* **Input rows**:

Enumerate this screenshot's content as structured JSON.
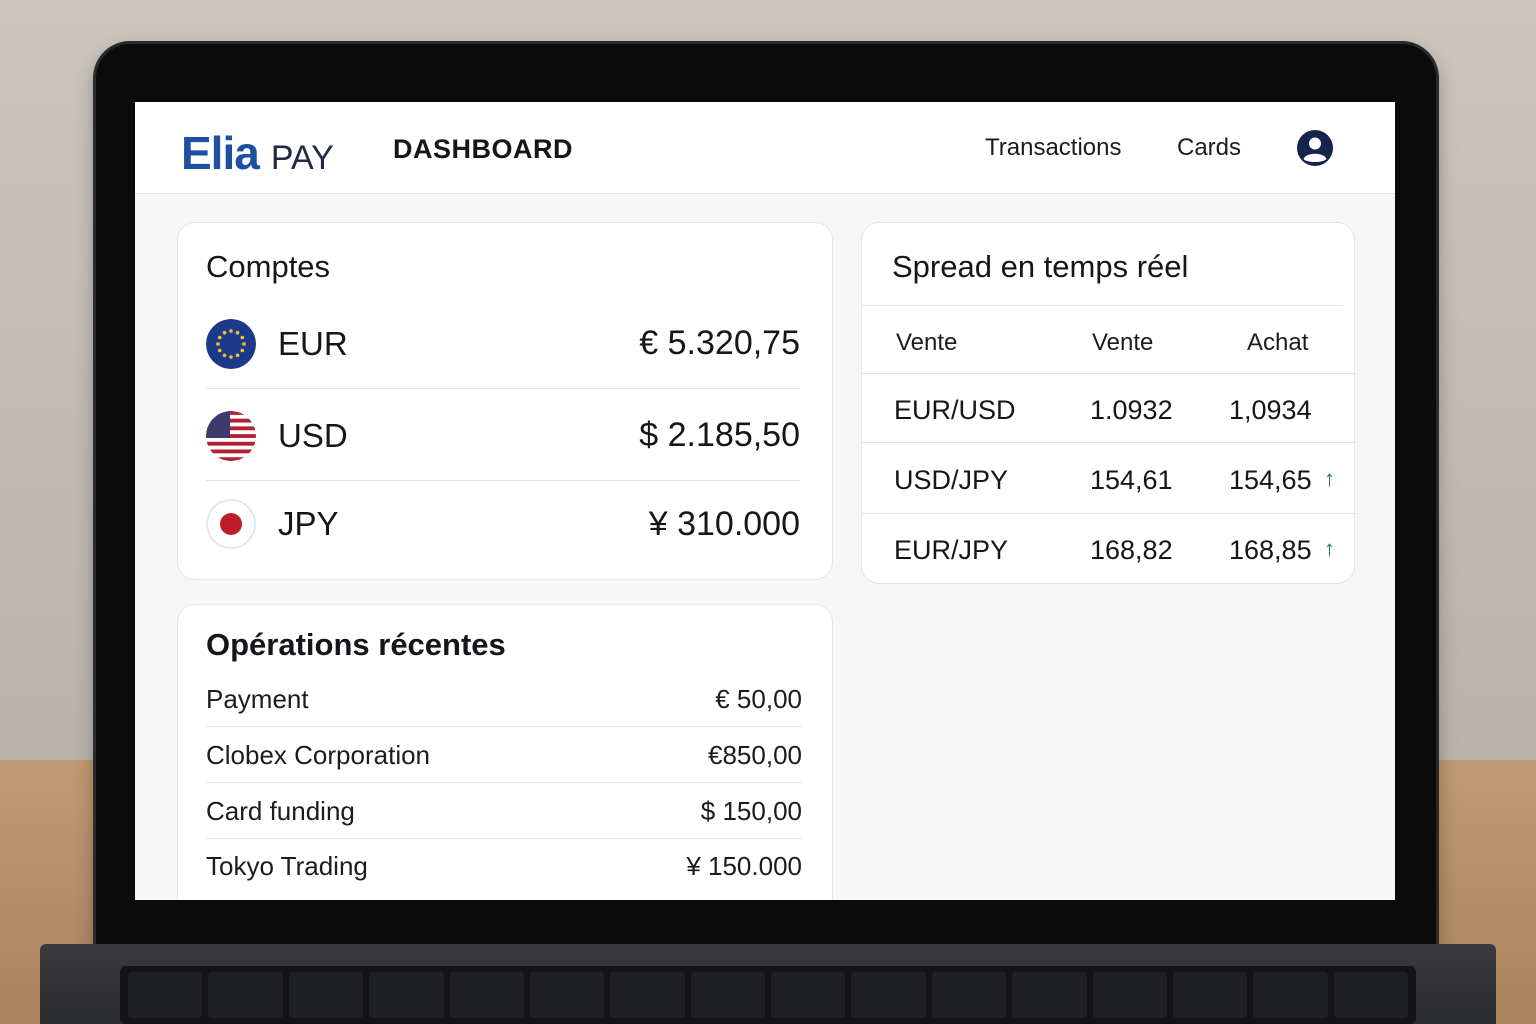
{
  "brand": {
    "name": "Elia",
    "suffix": "PAY",
    "color": "#1d4fa3"
  },
  "header": {
    "title": "DASHBOARD",
    "nav": [
      {
        "label": "Transactions"
      },
      {
        "label": "Cards"
      }
    ],
    "profile_icon": "user-circle-icon"
  },
  "accounts": {
    "title": "Comptes",
    "items": [
      {
        "code": "EUR",
        "balance": "€ 5.320,75",
        "flag": "eu-flag-icon"
      },
      {
        "code": "USD",
        "balance": "$ 2.185,50",
        "flag": "us-flag-icon"
      },
      {
        "code": "JPY",
        "balance": "¥ 310.000",
        "flag": "jp-flag-icon"
      }
    ]
  },
  "operations": {
    "title": "Opérations récentes",
    "items": [
      {
        "label": "Payment",
        "amount": "€ 50,00"
      },
      {
        "label": "Clobex Corporation",
        "amount": "€850,00"
      },
      {
        "label": "Card funding",
        "amount": "$ 150,00"
      },
      {
        "label": "Tokyo Trading",
        "amount": "¥ 150.000"
      }
    ]
  },
  "spread": {
    "title": "Spread en temps réel",
    "columns": [
      "Vente",
      "Vente",
      "Achat"
    ],
    "rows": [
      {
        "pair": "EUR/USD",
        "sell": "1.0932",
        "buy": "1,0934",
        "trend": ""
      },
      {
        "pair": "USD/JPY",
        "sell": "154,61",
        "buy": "154,65",
        "trend": "↑"
      },
      {
        "pair": "EUR/JPY",
        "sell": "168,82",
        "buy": "168,85",
        "trend": "↑"
      }
    ],
    "trend_color": "#1b7a3a"
  }
}
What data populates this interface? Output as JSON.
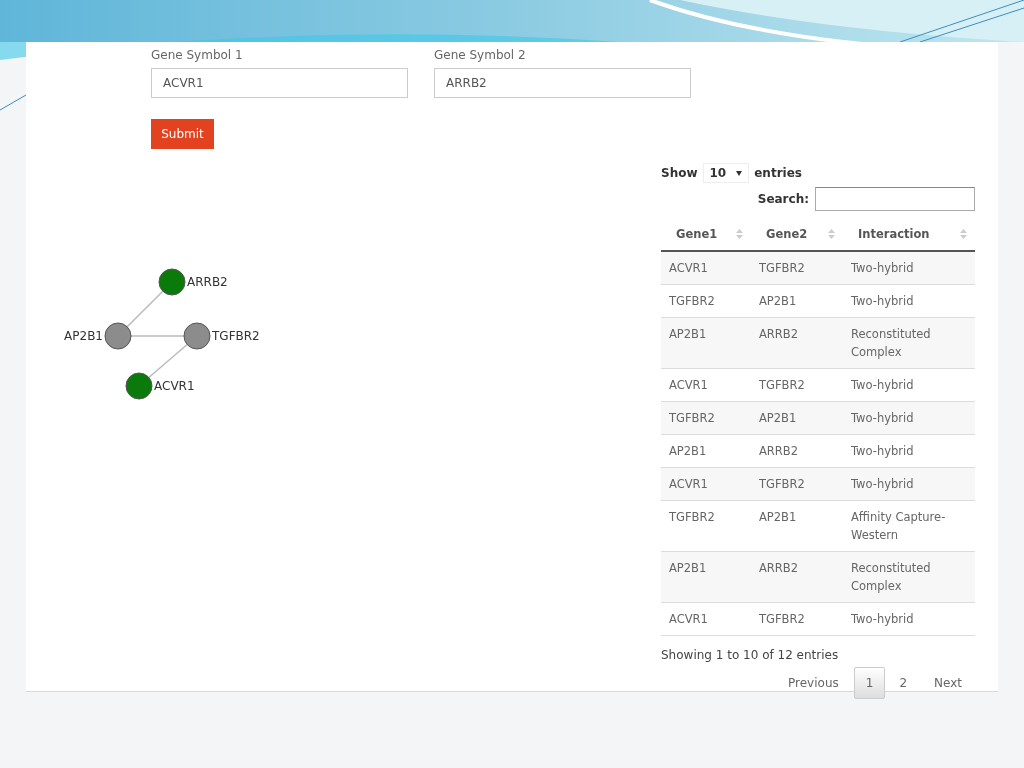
{
  "form": {
    "fields": [
      {
        "label": "Gene Symbol 1",
        "value": "ACVR1"
      },
      {
        "label": "Gene Symbol 2",
        "value": "ARRB2"
      }
    ],
    "submit": "Submit"
  },
  "graph": {
    "nodes": [
      {
        "label": "ARRB2",
        "color": "#0a7a0a"
      },
      {
        "label": "AP2B1",
        "color": "#8c8c8c"
      },
      {
        "label": "TGFBR2",
        "color": "#8c8c8c"
      },
      {
        "label": "ACVR1",
        "color": "#0a7a0a"
      }
    ]
  },
  "table": {
    "length": {
      "before": "Show",
      "value": "10",
      "after": "entries"
    },
    "search_label": "Search:",
    "columns": [
      "Gene1",
      "Gene2",
      "Interaction"
    ],
    "rows": [
      [
        "ACVR1",
        "TGFBR2",
        "Two-hybrid"
      ],
      [
        "TGFBR2",
        "AP2B1",
        "Two-hybrid"
      ],
      [
        "AP2B1",
        "ARRB2",
        "Reconstituted Complex"
      ],
      [
        "ACVR1",
        "TGFBR2",
        "Two-hybrid"
      ],
      [
        "TGFBR2",
        "AP2B1",
        "Two-hybrid"
      ],
      [
        "AP2B1",
        "ARRB2",
        "Two-hybrid"
      ],
      [
        "ACVR1",
        "TGFBR2",
        "Two-hybrid"
      ],
      [
        "TGFBR2",
        "AP2B1",
        "Affinity Capture-Western"
      ],
      [
        "AP2B1",
        "ARRB2",
        "Reconstituted Complex"
      ],
      [
        "ACVR1",
        "TGFBR2",
        "Two-hybrid"
      ]
    ],
    "info": "Showing 1 to 10 of 12 entries",
    "pagination": {
      "previous": "Previous",
      "pages": [
        {
          "label": "1",
          "selected": true
        },
        {
          "label": "2",
          "selected": false
        }
      ],
      "next": "Next"
    }
  }
}
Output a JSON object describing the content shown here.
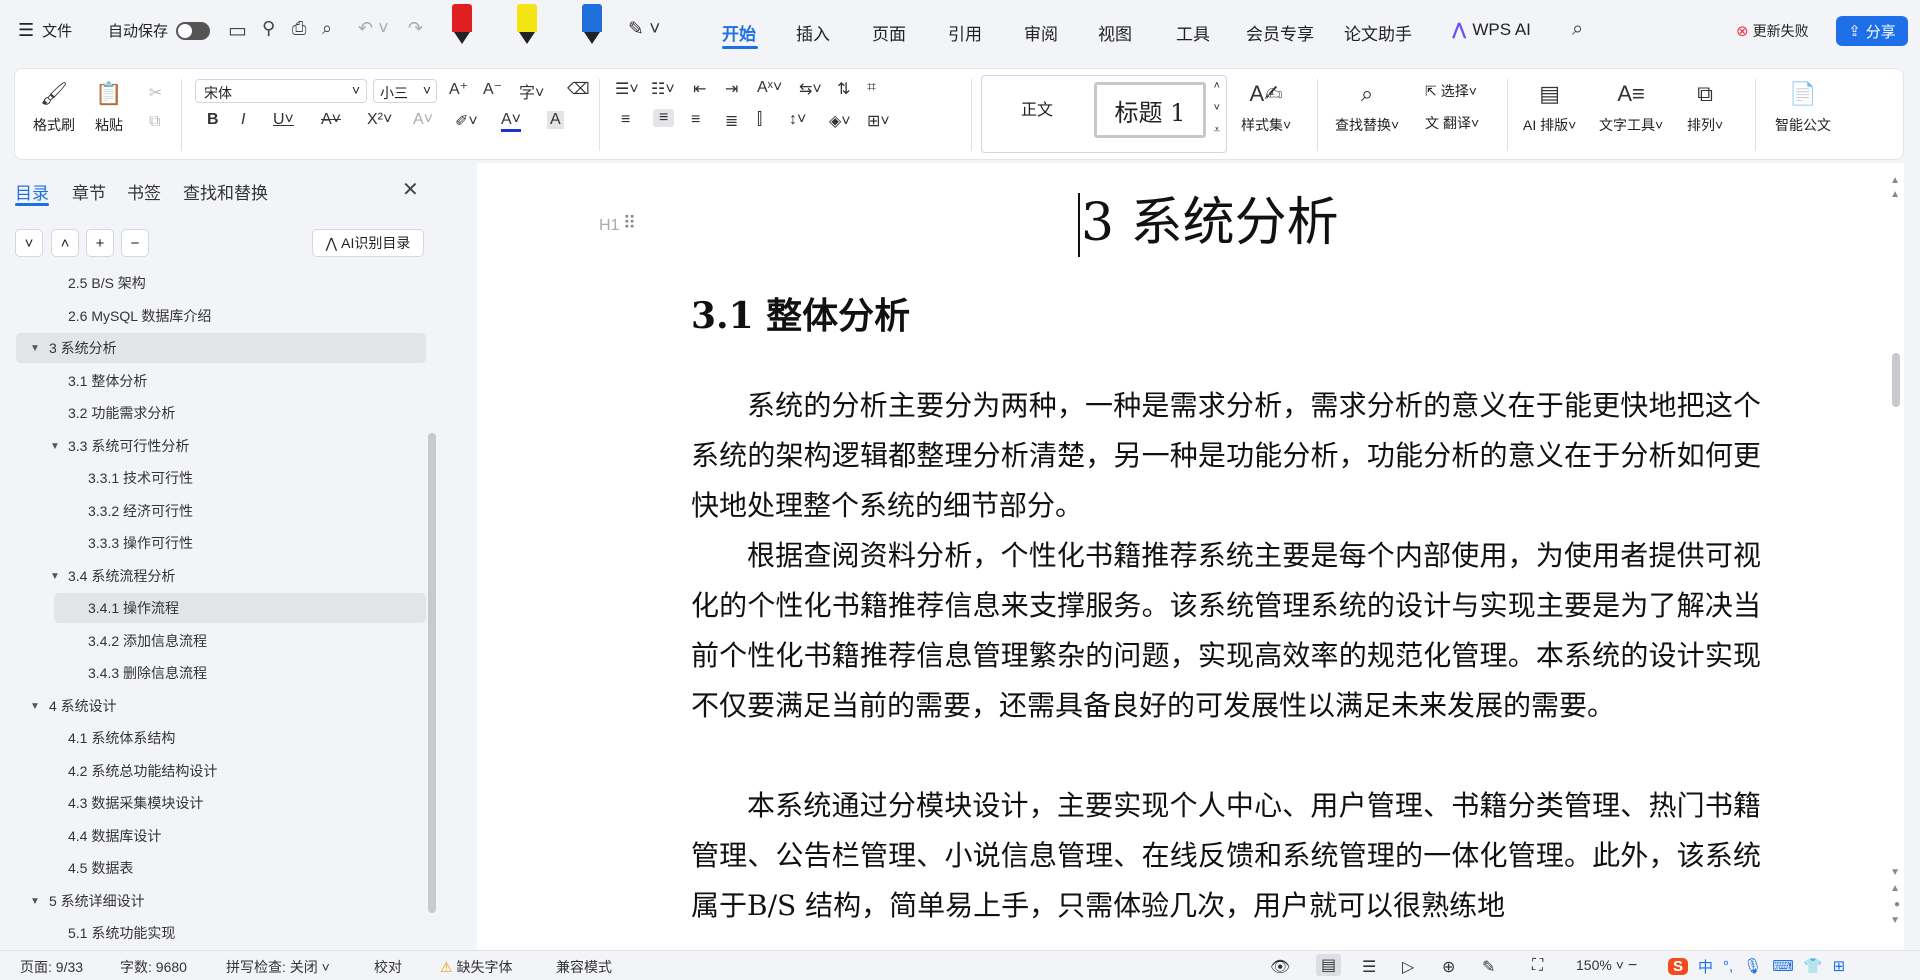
{
  "titlebar": {
    "file": "文件",
    "autosave": "自动保存",
    "menu": [
      "开始",
      "插入",
      "页面",
      "引用",
      "审阅",
      "视图",
      "工具",
      "会员专享",
      "论文助手"
    ],
    "wps_ai": "WPS AI",
    "update_failed": "更新失败",
    "share": "分享"
  },
  "ribbon": {
    "format_painter": "格式刷",
    "paste": "粘贴",
    "font_name": "宋体",
    "font_size": "小三",
    "style_normal": "正文",
    "style_heading": "标题 1",
    "style_set": "样式集",
    "find_replace": "查找替换",
    "select": "选择",
    "translate": "翻译",
    "ai_layout": "AI 排版",
    "text_tools": "文字工具",
    "arrange": "排列",
    "smart_doc": "智能公文"
  },
  "nav": {
    "tabs": [
      "目录",
      "章节",
      "书签",
      "查找和替换"
    ],
    "ai_toc": "AI识别目录",
    "items": [
      {
        "label": "2.5 B/S 架构"
      },
      {
        "label": "2.6 MySQL 数据库介绍"
      },
      {
        "label": "3 系统分析"
      },
      {
        "label": "3.1 整体分析"
      },
      {
        "label": "3.2 功能需求分析"
      },
      {
        "label": "3.3  系统可行性分析"
      },
      {
        "label": "3.3.1 技术可行性"
      },
      {
        "label": "3.3.2 经济可行性"
      },
      {
        "label": "3.3.3 操作可行性"
      },
      {
        "label": "3.4 系统流程分析"
      },
      {
        "label": "3.4.1 操作流程"
      },
      {
        "label": "3.4.2 添加信息流程"
      },
      {
        "label": "3.4.3 删除信息流程"
      },
      {
        "label": "4  系统设计"
      },
      {
        "label": "4.1  系统体系结构"
      },
      {
        "label": "4.2  系统总功能结构设计"
      },
      {
        "label": "4.3  数据采集模块设计"
      },
      {
        "label": "4.4  数据库设计"
      },
      {
        "label": "4.5  数据表"
      },
      {
        "label": "5  系统详细设计"
      },
      {
        "label": "5.1 系统功能实现"
      }
    ]
  },
  "document": {
    "heading_marker": "H1",
    "h1": "3 系统分析",
    "h2": "3.1 整体分析",
    "paragraphs": [
      "系统的分析主要分为两种，一种是需求分析，需求分析的意义在于能更快地把这个系统的架构逻辑都整理分析清楚，另一种是功能分析，功能分析的意义在于分析如何更快地处理整个系统的细节部分。",
      "根据查阅资料分析，个性化书籍推荐系统主要是每个内部使用，为使用者提供可视化的个性化书籍推荐信息来支撑服务。该系统管理系统的设计与实现主要是为了解决当前个性化书籍推荐信息管理繁杂的问题，实现高效率的规范化管理。本系统的设计实现不仅要满足当前的需要，还需具备良好的可发展性以满足未来发展的需要。",
      "本系统通过分模块设计，主要实现个人中心、用户管理、书籍分类管理、热门书籍管理、公告栏管理、小说信息管理、在线反馈和系统管理的一体化管理。此外，该系统属于B/S 结构，简单易上手，只需体验几次，用户就可以很熟练地"
    ]
  },
  "status": {
    "page": "页面: 9/33",
    "words": "字数: 9680",
    "spell": "拼写检查: 关闭",
    "proof": "校对",
    "missing_font": "缺失字体",
    "compat": "兼容模式",
    "zoom": "150%"
  },
  "ime": {
    "lang": "中"
  },
  "colors": {
    "accent": "#1f6fe8",
    "highlighter_red": "#e02020",
    "highlighter_yellow": "#f5e414",
    "highlighter_blue": "#1e6fd9"
  }
}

* **Exercise aim**:
Repeat each entry above word for word, leaving every picture out.

* **Right answer**:
Enumerate this screenshot's content as structured JSON.
{
  "brand": {
    "name": "Elia",
    "suffix": "PAY",
    "color": "#1d4fa3"
  },
  "header": {
    "title": "DASHBOARD",
    "nav": [
      {
        "label": "Transactions"
      },
      {
        "label": "Cards"
      }
    ],
    "profile_icon": "user-circle-icon"
  },
  "accounts": {
    "title": "Comptes",
    "items": [
      {
        "code": "EUR",
        "balance": "€ 5.320,75",
        "flag": "eu-flag-icon"
      },
      {
        "code": "USD",
        "balance": "$ 2.185,50",
        "flag": "us-flag-icon"
      },
      {
        "code": "JPY",
        "balance": "¥ 310.000",
        "flag": "jp-flag-icon"
      }
    ]
  },
  "operations": {
    "title": "Opérations récentes",
    "items": [
      {
        "label": "Payment",
        "amount": "€ 50,00"
      },
      {
        "label": "Clobex Corporation",
        "amount": "€850,00"
      },
      {
        "label": "Card funding",
        "amount": "$ 150,00"
      },
      {
        "label": "Tokyo Trading",
        "amount": "¥ 150.000"
      }
    ]
  },
  "spread": {
    "title": "Spread en temps réel",
    "columns": [
      "Vente",
      "Vente",
      "Achat"
    ],
    "rows": [
      {
        "pair": "EUR/USD",
        "sell": "1.0932",
        "buy": "1,0934",
        "trend": ""
      },
      {
        "pair": "USD/JPY",
        "sell": "154,61",
        "buy": "154,65",
        "trend": "↑"
      },
      {
        "pair": "EUR/JPY",
        "sell": "168,82",
        "buy": "168,85",
        "trend": "↑"
      }
    ],
    "trend_color": "#1b7a3a"
  }
}
What data populates this interface? Output as JSON.
{
  "form": {
    "fields": [
      {
        "label": "Gene Symbol 1",
        "value": "ACVR1"
      },
      {
        "label": "Gene Symbol 2",
        "value": "ARRB2"
      }
    ],
    "submit": "Submit"
  },
  "graph": {
    "nodes": [
      {
        "label": "ARRB2",
        "color": "#0a7a0a"
      },
      {
        "label": "AP2B1",
        "color": "#8c8c8c"
      },
      {
        "label": "TGFBR2",
        "color": "#8c8c8c"
      },
      {
        "label": "ACVR1",
        "color": "#0a7a0a"
      }
    ]
  },
  "table": {
    "length": {
      "before": "Show",
      "value": "10",
      "after": "entries"
    },
    "search_label": "Search:",
    "columns": [
      "Gene1",
      "Gene2",
      "Interaction"
    ],
    "rows": [
      [
        "ACVR1",
        "TGFBR2",
        "Two-hybrid"
      ],
      [
        "TGFBR2",
        "AP2B1",
        "Two-hybrid"
      ],
      [
        "AP2B1",
        "ARRB2",
        "Reconstituted Complex"
      ],
      [
        "ACVR1",
        "TGFBR2",
        "Two-hybrid"
      ],
      [
        "TGFBR2",
        "AP2B1",
        "Two-hybrid"
      ],
      [
        "AP2B1",
        "ARRB2",
        "Two-hybrid"
      ],
      [
        "ACVR1",
        "TGFBR2",
        "Two-hybrid"
      ],
      [
        "TGFBR2",
        "AP2B1",
        "Affinity Capture-Western"
      ],
      [
        "AP2B1",
        "ARRB2",
        "Reconstituted Complex"
      ],
      [
        "ACVR1",
        "TGFBR2",
        "Two-hybrid"
      ]
    ],
    "info": "Showing 1 to 10 of 12 entries",
    "pagination": {
      "previous": "Previous",
      "pages": [
        {
          "label": "1",
          "selected": true
        },
        {
          "label": "2",
          "selected": false
        }
      ],
      "next": "Next"
    }
  }
}
Output a JSON object describing the content shown here.
{
  "titlebar": {
    "file": "文件",
    "autosave": "自动保存",
    "menu": [
      "开始",
      "插入",
      "页面",
      "引用",
      "审阅",
      "视图",
      "工具",
      "会员专享",
      "论文助手"
    ],
    "wps_ai": "WPS AI",
    "update_failed": "更新失败",
    "share": "分享"
  },
  "ribbon": {
    "format_painter": "格式刷",
    "paste": "粘贴",
    "font_name": "宋体",
    "font_size": "小三",
    "style_normal": "正文",
    "style_heading": "标题 1",
    "style_set": "样式集",
    "find_replace": "查找替换",
    "select": "选择",
    "translate": "翻译",
    "ai_layout": "AI 排版",
    "text_tools": "文字工具",
    "arrange": "排列",
    "smart_doc": "智能公文"
  },
  "nav": {
    "tabs": [
      "目录",
      "章节",
      "书签",
      "查找和替换"
    ],
    "ai_toc": "AI识别目录",
    "items": [
      {
        "label": "2.5 B/S 架构"
      },
      {
        "label": "2.6 MySQL 数据库介绍"
      },
      {
        "label": "3 系统分析"
      },
      {
        "label": "3.1 整体分析"
      },
      {
        "label": "3.2 功能需求分析"
      },
      {
        "label": "3.3  系统可行性分析"
      },
      {
        "label": "3.3.1 技术可行性"
      },
      {
        "label": "3.3.2 经济可行性"
      },
      {
        "label": "3.3.3 操作可行性"
      },
      {
        "label": "3.4 系统流程分析"
      },
      {
        "label": "3.4.1 操作流程"
      },
      {
        "label": "3.4.2 添加信息流程"
      },
      {
        "label": "3.4.3 删除信息流程"
      },
      {
        "label": "4  系统设计"
      },
      {
        "label": "4.1  系统体系结构"
      },
      {
        "label": "4.2  系统总功能结构设计"
      },
      {
        "label": "4.3  数据采集模块设计"
      },
      {
        "label": "4.4  数据库设计"
      },
      {
        "label": "4.5  数据表"
      },
      {
        "label": "5  系统详细设计"
      },
      {
        "label": "5.1 系统功能实现"
      }
    ]
  },
  "document": {
    "heading_marker": "H1",
    "h1": "3 系统分析",
    "h2": "3.1 整体分析",
    "paragraphs": [
      "系统的分析主要分为两种，一种是需求分析，需求分析的意义在于能更快地把这个系统的架构逻辑都整理分析清楚，另一种是功能分析，功能分析的意义在于分析如何更快地处理整个系统的细节部分。",
      "根据查阅资料分析，个性化书籍推荐系统主要是每个内部使用，为使用者提供可视化的个性化书籍推荐信息来支撑服务。该系统管理系统的设计与实现主要是为了解决当前个性化书籍推荐信息管理繁杂的问题，实现高效率的规范化管理。本系统的设计实现不仅要满足当前的需要，还需具备良好的可发展性以满足未来发展的需要。",
      "本系统通过分模块设计，主要实现个人中心、用户管理、书籍分类管理、热门书籍管理、公告栏管理、小说信息管理、在线反馈和系统管理的一体化管理。此外，该系统属于B/S 结构，简单易上手，只需体验几次，用户就可以很熟练地"
    ]
  },
  "status": {
    "page": "页面: 9/33",
    "words": "字数: 9680",
    "spell": "拼写检查: 关闭",
    "proof": "校对",
    "missing_font": "缺失字体",
    "compat": "兼容模式",
    "zoom": "150%"
  },
  "ime": {
    "lang": "中"
  },
  "colors": {
    "accent": "#1f6fe8",
    "highlighter_red": "#e02020",
    "highlighter_yellow": "#f5e414",
    "highlighter_blue": "#1e6fd9"
  }
}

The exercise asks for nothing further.